#### [Data items]
::::

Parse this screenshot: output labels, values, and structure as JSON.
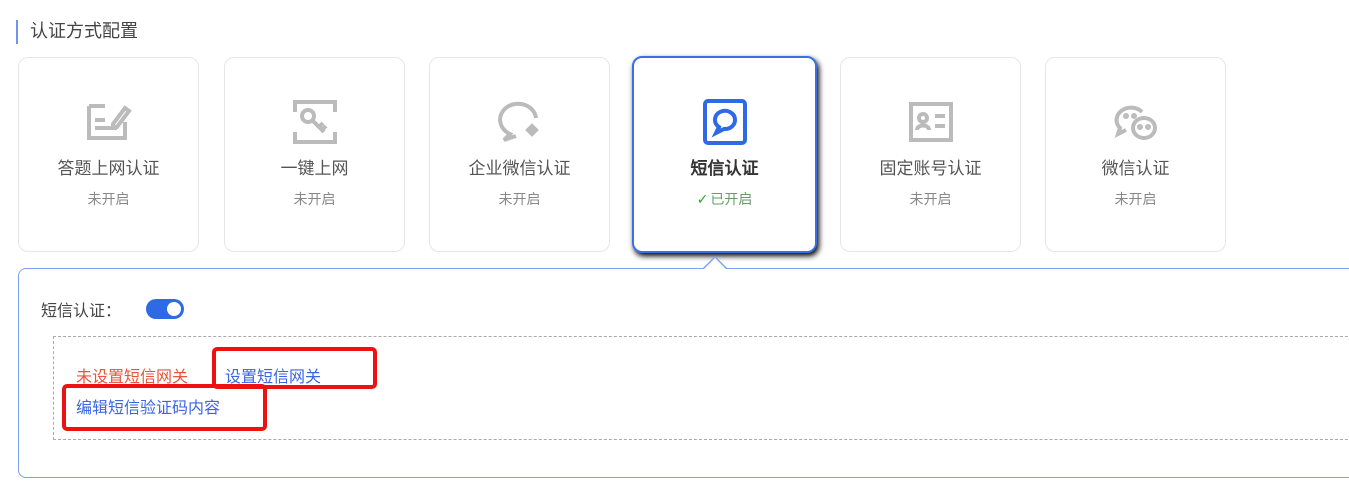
{
  "section_title": "认证方式配置",
  "cards": [
    {
      "name": "答题上网认证",
      "status": "未开启",
      "icon": "edit-form-icon"
    },
    {
      "name": "一键上网",
      "status": "未开启",
      "icon": "key-icon"
    },
    {
      "name": "企业微信认证",
      "status": "未开启",
      "icon": "wecom-icon"
    },
    {
      "name": "短信认证",
      "status": "已开启",
      "icon": "sms-chat-icon",
      "selected": true
    },
    {
      "name": "固定账号认证",
      "status": "未开启",
      "icon": "id-card-icon"
    },
    {
      "name": "微信认证",
      "status": "未开启",
      "icon": "wechat-icon"
    }
  ],
  "panel": {
    "label": "短信认证：",
    "toggle_on": true,
    "warning": "未设置短信网关",
    "set_gateway": "设置短信网关",
    "edit_content": "编辑短信验证码内容"
  },
  "colors": {
    "accent": "#2f6ae6",
    "warning": "#e8553a",
    "highlight": "#ee1111"
  }
}
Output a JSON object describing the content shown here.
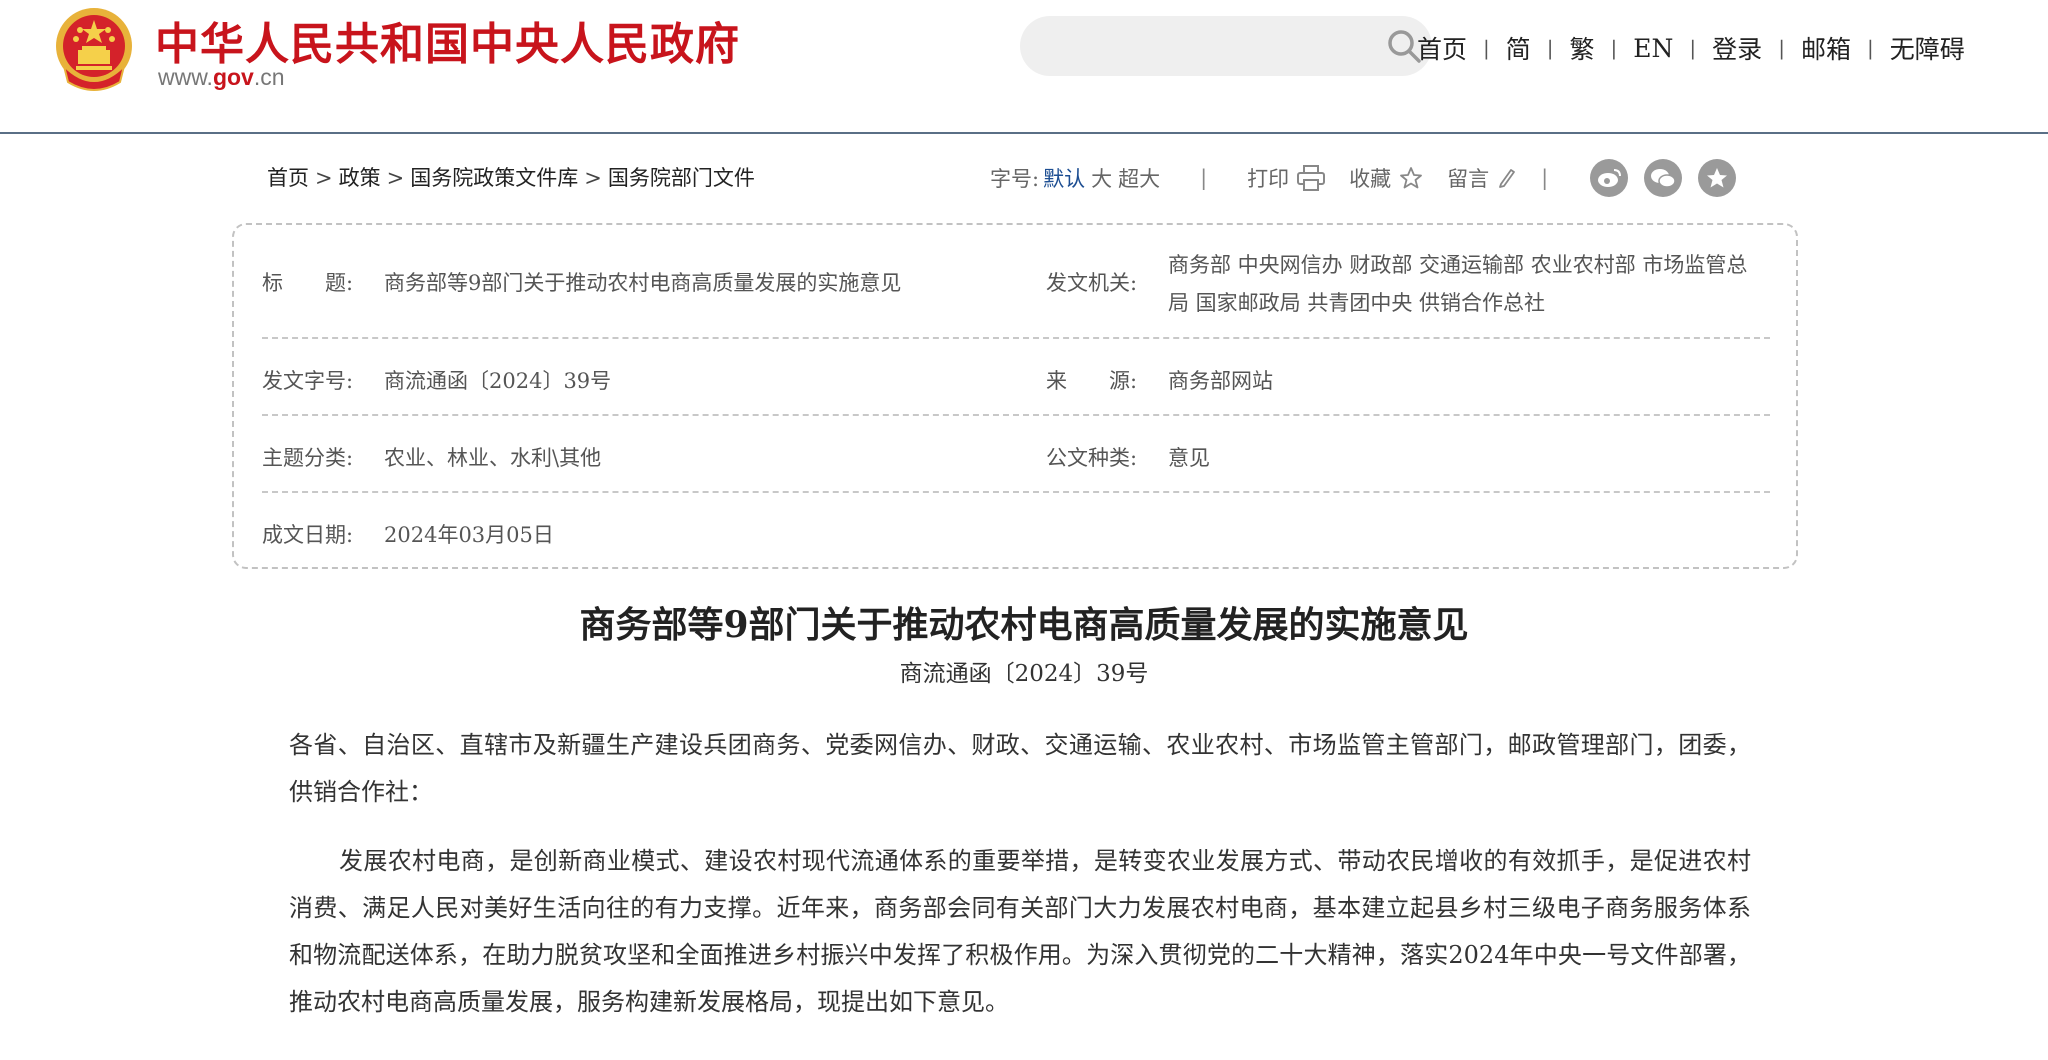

::::

#### [Given exercise]
Your copy should repeat each entry above exactly but contain no pictures.

#### [Result for this exercise]
Parse this screenshot: output labels, values, and structure as JSON.
{
  "section_title": "认证方式配置",
  "cards": [
    {
      "name": "答题上网认证",
      "status": "未开启",
      "icon": "edit-form-icon"
    },
    {
      "name": "一键上网",
      "status": "未开启",
      "icon": "key-icon"
    },
    {
      "name": "企业微信认证",
      "status": "未开启",
      "icon": "wecom-icon"
    },
    {
      "name": "短信认证",
      "status": "已开启",
      "icon": "sms-chat-icon",
      "selected": true
    },
    {
      "name": "固定账号认证",
      "status": "未开启",
      "icon": "id-card-icon"
    },
    {
      "name": "微信认证",
      "status": "未开启",
      "icon": "wechat-icon"
    }
  ],
  "panel": {
    "label": "短信认证：",
    "toggle_on": true,
    "warning": "未设置短信网关",
    "set_gateway": "设置短信网关",
    "edit_content": "编辑短信验证码内容"
  },
  "colors": {
    "accent": "#2f6ae6",
    "warning": "#e8553a",
    "highlight": "#ee1111"
  }
}
Output a JSON object describing the content shown here.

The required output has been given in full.